__Records supplied__:
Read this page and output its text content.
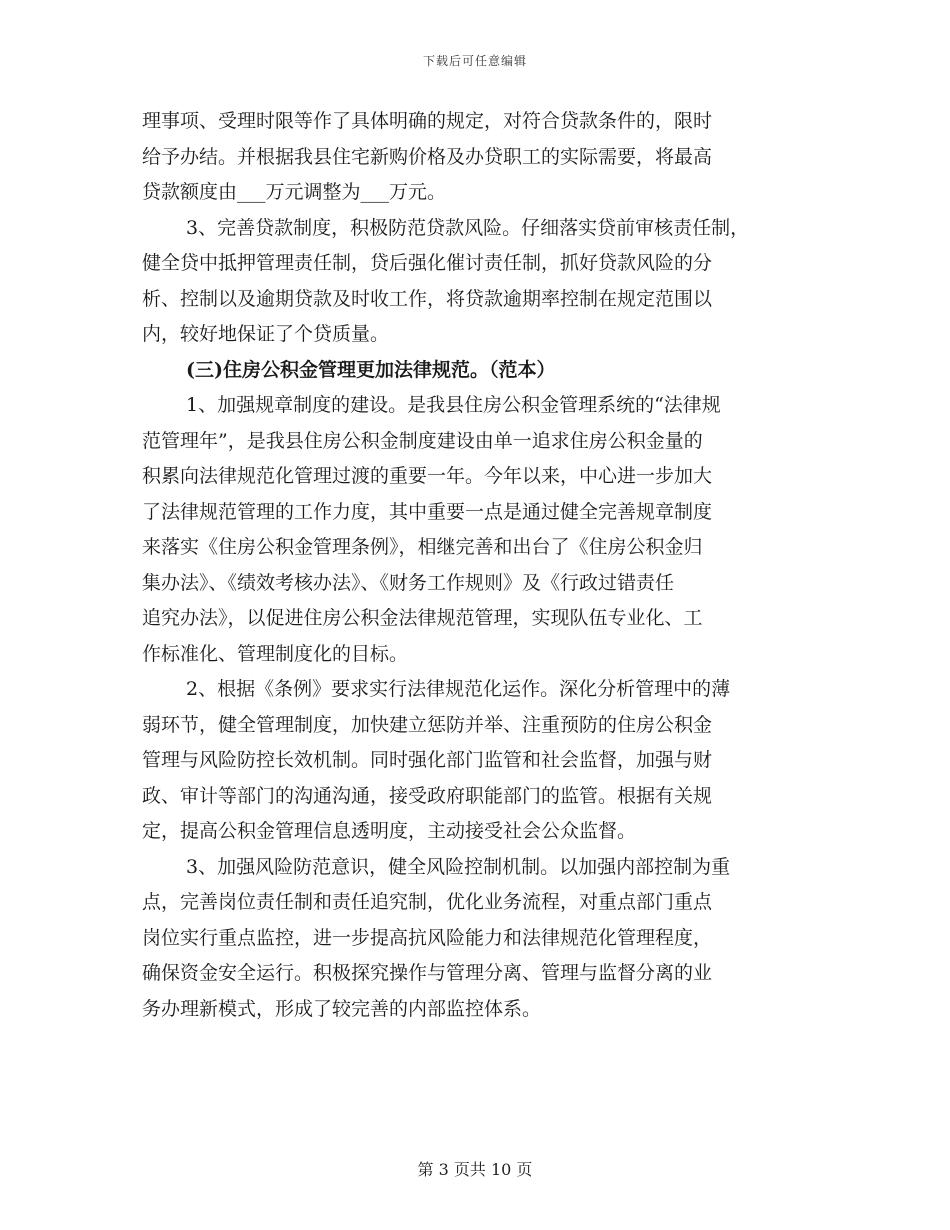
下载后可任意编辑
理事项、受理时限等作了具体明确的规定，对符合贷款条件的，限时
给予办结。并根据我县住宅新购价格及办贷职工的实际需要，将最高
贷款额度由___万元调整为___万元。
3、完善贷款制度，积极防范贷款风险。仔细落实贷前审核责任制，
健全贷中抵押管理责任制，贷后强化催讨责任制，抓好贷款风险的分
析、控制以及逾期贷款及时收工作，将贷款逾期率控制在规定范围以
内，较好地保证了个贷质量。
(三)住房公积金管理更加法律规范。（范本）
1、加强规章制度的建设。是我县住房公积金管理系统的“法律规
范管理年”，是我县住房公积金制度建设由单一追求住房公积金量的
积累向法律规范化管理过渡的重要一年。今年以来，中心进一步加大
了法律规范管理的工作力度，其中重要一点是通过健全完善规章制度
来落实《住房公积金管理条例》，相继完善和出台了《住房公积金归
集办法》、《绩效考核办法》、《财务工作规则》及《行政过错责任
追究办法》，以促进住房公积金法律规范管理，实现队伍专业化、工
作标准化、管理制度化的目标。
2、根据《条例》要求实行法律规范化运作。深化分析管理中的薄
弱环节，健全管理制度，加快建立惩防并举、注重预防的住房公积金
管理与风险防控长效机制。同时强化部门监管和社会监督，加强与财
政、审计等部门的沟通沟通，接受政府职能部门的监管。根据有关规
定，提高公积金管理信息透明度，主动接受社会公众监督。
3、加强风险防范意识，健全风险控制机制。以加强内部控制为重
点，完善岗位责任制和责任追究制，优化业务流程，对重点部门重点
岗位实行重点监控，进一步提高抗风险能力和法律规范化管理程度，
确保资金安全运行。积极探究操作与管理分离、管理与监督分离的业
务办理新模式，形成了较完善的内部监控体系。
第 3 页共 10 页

==

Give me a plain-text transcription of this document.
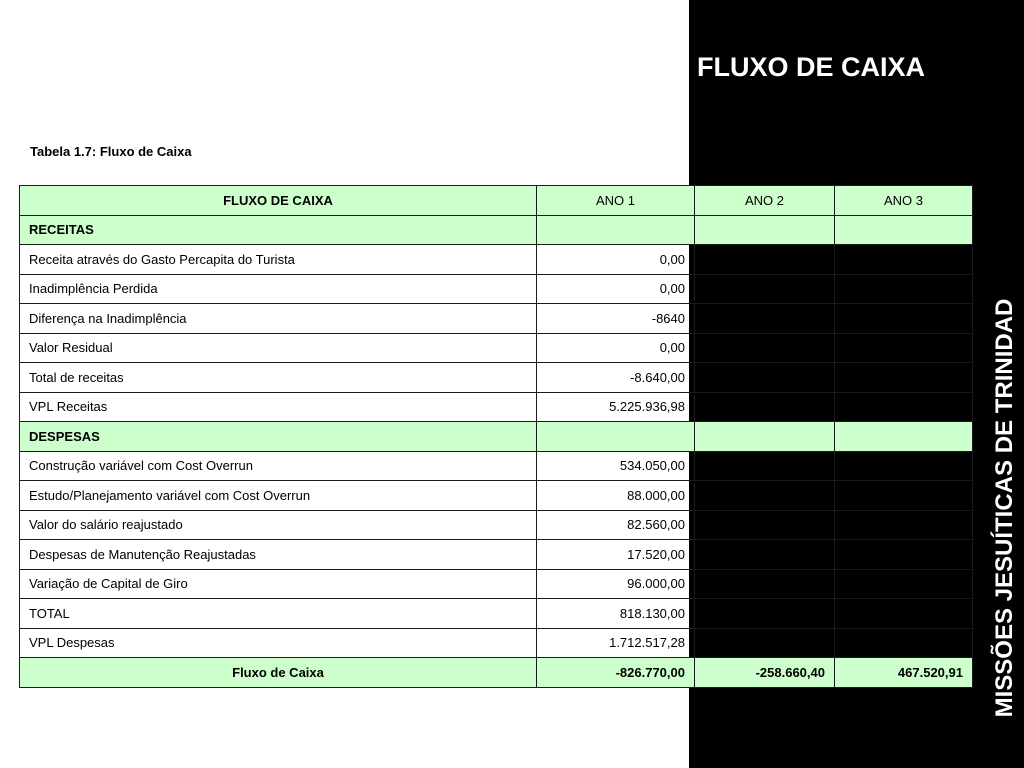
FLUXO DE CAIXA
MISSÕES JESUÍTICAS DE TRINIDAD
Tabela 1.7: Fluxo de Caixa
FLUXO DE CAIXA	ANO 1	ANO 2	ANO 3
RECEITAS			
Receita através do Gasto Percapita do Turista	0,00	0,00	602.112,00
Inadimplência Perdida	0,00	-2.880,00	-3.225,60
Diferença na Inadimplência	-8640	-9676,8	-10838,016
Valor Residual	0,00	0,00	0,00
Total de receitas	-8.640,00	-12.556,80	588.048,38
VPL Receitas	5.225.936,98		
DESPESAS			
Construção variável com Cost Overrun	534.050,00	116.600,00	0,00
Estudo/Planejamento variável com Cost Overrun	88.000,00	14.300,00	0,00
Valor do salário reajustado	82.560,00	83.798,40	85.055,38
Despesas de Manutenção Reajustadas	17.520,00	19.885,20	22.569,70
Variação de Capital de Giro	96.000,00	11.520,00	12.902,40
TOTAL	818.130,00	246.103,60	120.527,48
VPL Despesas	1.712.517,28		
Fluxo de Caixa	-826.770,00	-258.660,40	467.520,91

==

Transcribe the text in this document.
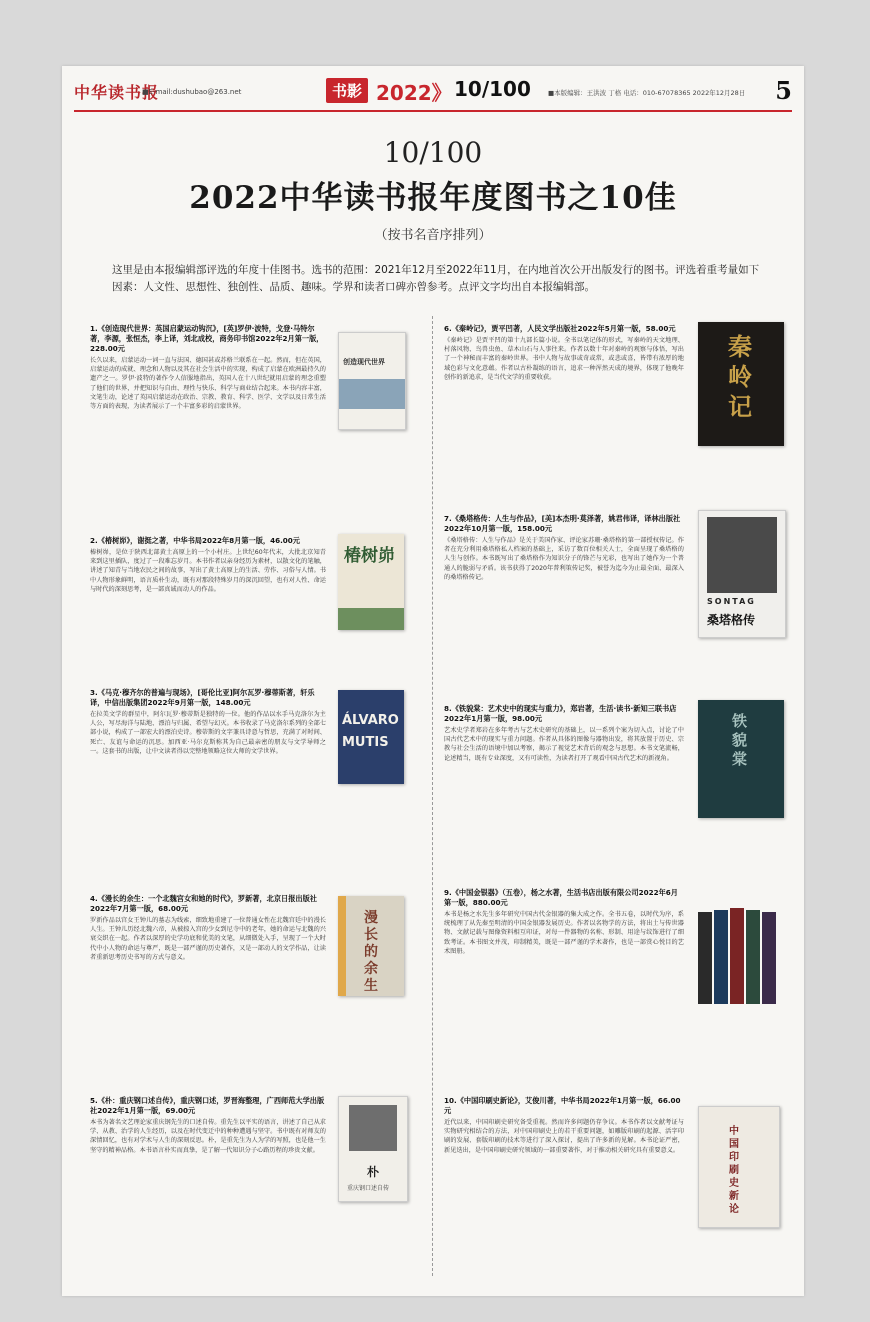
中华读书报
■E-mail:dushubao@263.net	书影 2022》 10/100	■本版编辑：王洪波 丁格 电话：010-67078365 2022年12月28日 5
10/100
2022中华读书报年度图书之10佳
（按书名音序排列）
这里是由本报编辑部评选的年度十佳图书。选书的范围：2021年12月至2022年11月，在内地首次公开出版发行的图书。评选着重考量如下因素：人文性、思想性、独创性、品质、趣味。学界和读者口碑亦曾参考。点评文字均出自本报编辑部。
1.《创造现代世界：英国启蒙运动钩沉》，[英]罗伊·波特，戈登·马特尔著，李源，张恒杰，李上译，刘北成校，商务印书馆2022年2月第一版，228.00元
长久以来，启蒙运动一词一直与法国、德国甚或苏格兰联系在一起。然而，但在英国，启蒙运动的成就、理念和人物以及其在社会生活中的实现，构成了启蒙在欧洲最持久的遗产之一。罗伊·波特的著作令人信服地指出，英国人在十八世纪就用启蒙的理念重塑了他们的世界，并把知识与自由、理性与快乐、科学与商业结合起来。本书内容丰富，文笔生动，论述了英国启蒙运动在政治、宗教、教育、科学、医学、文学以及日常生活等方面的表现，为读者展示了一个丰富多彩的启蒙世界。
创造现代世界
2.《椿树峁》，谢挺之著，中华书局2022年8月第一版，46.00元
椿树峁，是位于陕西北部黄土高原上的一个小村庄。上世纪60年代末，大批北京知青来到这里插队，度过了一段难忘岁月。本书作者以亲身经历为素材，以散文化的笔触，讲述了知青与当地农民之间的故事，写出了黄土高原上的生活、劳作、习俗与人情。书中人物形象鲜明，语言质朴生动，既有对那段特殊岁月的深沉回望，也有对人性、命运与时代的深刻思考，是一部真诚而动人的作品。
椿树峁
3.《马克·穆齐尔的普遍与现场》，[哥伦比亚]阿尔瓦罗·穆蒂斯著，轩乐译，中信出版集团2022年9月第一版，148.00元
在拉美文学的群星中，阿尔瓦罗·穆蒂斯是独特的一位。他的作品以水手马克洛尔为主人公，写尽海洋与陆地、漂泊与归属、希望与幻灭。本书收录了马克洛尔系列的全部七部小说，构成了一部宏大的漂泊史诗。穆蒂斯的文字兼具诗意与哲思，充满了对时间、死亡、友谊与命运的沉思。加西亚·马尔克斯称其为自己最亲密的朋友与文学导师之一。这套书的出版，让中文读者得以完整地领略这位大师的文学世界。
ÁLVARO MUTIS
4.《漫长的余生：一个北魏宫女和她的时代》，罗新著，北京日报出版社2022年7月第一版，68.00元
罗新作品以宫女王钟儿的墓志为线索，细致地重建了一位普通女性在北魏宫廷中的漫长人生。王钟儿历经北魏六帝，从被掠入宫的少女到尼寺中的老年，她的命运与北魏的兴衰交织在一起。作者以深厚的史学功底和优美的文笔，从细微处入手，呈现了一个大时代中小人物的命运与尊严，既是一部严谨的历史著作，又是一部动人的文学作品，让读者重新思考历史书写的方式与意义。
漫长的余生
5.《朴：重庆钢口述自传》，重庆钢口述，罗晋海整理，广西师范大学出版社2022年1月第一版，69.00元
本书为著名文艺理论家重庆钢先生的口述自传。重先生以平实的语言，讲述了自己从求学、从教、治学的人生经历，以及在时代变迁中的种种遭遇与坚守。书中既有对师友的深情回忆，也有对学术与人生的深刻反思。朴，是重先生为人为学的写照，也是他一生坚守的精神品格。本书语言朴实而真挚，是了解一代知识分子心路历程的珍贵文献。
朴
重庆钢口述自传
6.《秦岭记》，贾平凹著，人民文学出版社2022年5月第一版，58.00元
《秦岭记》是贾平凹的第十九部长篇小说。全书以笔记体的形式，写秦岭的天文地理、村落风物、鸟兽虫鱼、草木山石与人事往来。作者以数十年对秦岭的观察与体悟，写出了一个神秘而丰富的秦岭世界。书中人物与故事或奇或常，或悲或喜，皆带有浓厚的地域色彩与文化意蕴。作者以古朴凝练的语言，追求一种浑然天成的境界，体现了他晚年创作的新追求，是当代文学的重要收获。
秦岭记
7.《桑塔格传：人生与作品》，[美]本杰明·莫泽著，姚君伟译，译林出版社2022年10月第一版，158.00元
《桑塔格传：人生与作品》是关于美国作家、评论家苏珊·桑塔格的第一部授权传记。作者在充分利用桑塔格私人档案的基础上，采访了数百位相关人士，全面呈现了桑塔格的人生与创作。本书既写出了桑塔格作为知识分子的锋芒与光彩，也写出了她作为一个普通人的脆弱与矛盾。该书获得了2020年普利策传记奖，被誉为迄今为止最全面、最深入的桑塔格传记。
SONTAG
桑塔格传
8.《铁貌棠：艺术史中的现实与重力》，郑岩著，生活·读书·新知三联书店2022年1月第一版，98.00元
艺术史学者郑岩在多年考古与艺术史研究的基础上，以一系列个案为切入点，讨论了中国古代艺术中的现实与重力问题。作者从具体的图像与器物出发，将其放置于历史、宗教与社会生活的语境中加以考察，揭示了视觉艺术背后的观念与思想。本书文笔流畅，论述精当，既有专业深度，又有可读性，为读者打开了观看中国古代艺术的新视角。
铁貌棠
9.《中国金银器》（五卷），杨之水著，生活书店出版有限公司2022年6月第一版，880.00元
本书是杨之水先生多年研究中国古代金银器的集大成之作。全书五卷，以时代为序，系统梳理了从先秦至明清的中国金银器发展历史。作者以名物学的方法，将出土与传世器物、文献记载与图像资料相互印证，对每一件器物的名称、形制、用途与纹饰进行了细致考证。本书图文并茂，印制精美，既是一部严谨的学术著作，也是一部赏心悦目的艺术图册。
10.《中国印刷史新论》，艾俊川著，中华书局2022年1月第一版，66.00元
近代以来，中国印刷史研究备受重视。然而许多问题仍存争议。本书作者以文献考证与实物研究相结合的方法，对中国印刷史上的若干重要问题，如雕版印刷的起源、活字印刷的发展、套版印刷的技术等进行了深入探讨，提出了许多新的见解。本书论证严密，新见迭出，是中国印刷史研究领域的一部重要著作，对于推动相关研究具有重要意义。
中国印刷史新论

__Goal__: Track down every line of the material containing the string "Overrun", and copy it.

__In response__:
Construção variável com Cost Overrun	534.050,00	116.600,00	0,00
Estudo/Planejamento variável com Cost Overrun	88.000,00	14.300,00	0,00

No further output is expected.